• [What you need to do] What is the number of lines holding the word "this"? Give that number alone.

• [Extracted information]
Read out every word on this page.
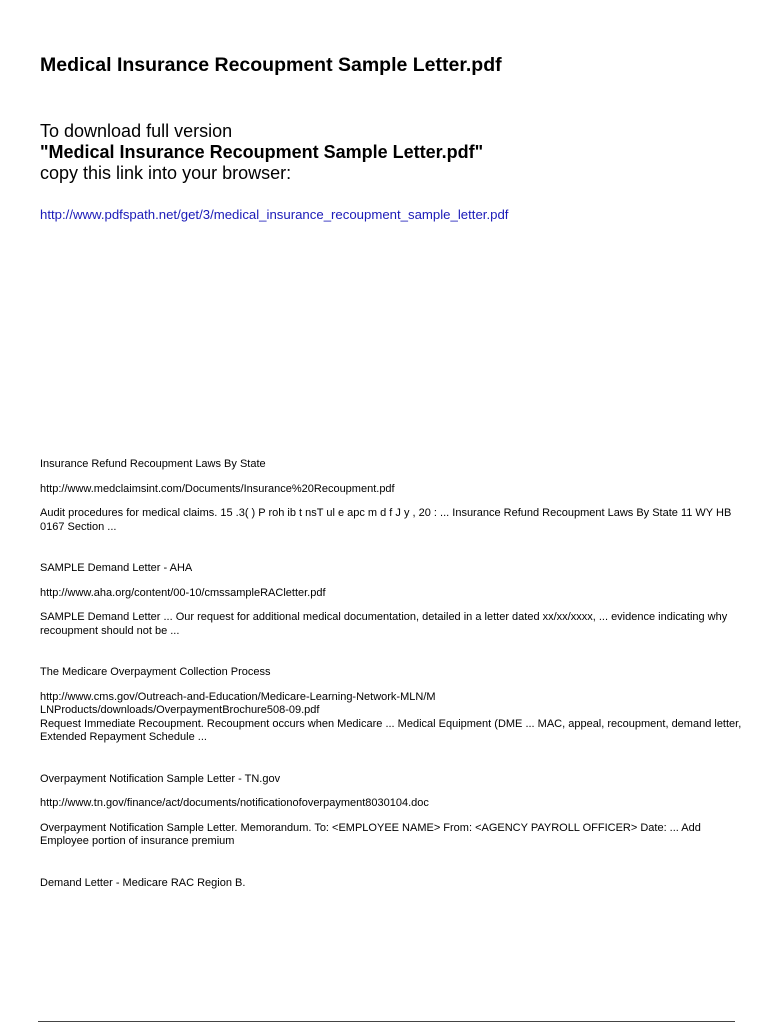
Medical Insurance Recoupment Sample Letter.pdf
To download full version
"Medical Insurance Recoupment Sample Letter.pdf"
copy this link into your browser:
http://www.pdfspath.net/get/3/medical_insurance_recoupment_sample_letter.pdf
Insurance Refund Recoupment Laws By State
http://www.medclaimsint.com/Documents/Insurance%20Recoupment.pdf
Audit procedures for medical claims. 15 .3( ) P roh ib t nsT ul e apc m d f J y , 20 : ... Insurance Refund Recoupment Laws By State 11 WY HB 0167 Section ...
SAMPLE Demand Letter - AHA
http://www.aha.org/content/00-10/cmssampleRACletter.pdf
SAMPLE Demand Letter ... Our request for additional medical documentation, detailed in a letter dated xx/xx/xxxx, ... evidence indicating why recoupment should not be ...
The Medicare Overpayment Collection Process
http://www.cms.gov/Outreach-and-Education/Medicare-Learning-Network-MLN/MLNProducts/downloads/OverpaymentBrochure508-09.pdf
Request Immediate Recoupment. Recoupment occurs when Medicare ... Medical Equipment (DME ... MAC, appeal, recoupment, demand letter, Extended Repayment Schedule ...
Overpayment Notification Sample Letter - TN.gov
http://www.tn.gov/finance/act/documents/notificationofoverpayment8030104.doc
Overpayment Notification Sample Letter. Memorandum. To: <EMPLOYEE NAME> From: <AGENCY PAYROLL OFFICER> Date: ... Add Employee portion of insurance premium
Demand Letter - Medicare RAC Region B.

• [Result of the exercise] 2